#### [STATED GOAL]
Filter the listing below, copying every line in which the word "color" appears.

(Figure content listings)
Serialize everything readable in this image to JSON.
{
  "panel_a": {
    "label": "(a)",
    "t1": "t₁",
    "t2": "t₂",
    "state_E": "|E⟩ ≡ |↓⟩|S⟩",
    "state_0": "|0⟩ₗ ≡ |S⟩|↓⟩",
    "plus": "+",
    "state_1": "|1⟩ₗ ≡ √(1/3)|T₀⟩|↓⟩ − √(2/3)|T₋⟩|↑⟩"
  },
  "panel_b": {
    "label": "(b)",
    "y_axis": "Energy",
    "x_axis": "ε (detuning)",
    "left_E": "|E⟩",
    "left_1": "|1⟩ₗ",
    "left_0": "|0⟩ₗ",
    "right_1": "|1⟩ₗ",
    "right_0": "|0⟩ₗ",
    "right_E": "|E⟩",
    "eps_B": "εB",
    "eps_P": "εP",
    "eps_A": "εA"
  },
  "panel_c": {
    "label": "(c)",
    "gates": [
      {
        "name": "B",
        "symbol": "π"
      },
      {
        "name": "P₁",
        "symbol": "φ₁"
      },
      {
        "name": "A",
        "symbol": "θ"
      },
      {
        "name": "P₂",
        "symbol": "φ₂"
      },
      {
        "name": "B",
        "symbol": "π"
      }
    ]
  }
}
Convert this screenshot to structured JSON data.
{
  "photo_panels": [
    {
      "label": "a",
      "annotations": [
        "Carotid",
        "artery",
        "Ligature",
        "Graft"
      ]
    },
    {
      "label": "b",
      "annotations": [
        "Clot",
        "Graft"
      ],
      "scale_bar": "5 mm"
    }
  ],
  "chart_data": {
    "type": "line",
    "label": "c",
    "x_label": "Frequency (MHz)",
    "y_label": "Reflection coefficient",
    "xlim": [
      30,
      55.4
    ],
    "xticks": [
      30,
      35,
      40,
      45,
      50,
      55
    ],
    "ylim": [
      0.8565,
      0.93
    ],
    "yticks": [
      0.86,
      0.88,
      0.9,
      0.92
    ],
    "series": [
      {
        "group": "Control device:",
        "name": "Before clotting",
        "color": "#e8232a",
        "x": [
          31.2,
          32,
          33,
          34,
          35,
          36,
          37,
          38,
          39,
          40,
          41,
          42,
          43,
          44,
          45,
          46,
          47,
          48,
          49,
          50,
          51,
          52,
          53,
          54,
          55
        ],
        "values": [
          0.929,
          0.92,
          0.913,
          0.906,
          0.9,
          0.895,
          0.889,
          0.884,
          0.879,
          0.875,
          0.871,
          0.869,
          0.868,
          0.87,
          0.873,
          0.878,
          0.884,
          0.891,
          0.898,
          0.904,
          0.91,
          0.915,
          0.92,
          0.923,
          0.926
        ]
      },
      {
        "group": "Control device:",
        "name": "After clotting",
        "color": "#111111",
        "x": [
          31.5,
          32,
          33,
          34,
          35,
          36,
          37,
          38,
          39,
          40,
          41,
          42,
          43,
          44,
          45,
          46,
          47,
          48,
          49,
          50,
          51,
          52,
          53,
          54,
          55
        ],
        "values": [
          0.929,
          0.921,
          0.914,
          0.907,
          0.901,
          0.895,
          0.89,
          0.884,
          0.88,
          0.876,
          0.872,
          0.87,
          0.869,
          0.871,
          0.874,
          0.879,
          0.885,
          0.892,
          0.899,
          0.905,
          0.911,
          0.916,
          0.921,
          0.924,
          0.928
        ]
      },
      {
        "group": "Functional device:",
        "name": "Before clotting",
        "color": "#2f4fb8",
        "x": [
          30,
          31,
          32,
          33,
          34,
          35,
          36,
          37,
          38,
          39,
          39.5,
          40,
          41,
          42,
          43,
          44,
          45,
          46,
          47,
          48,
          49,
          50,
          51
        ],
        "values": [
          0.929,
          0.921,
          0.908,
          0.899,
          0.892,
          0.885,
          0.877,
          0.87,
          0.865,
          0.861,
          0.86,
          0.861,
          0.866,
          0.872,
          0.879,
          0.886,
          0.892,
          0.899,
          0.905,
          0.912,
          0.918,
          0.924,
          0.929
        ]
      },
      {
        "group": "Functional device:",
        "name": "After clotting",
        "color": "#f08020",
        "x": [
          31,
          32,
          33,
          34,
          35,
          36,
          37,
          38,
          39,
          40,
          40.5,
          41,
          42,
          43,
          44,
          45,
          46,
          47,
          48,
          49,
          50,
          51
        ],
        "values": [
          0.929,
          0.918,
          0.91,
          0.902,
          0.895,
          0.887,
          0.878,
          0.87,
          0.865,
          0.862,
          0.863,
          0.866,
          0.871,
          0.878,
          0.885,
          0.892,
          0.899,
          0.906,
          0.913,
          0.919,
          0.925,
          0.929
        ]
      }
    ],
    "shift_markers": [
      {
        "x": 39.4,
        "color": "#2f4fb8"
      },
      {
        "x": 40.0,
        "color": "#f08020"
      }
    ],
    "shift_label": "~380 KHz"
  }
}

#### [PROBLEM SOLUTION]
        "color": "#e8232a",
        "color": "#111111",
        "color": "#2f4fb8",
        "color": "#f08020",
        "color": "#2f4fb8"
        "color": "#f08020"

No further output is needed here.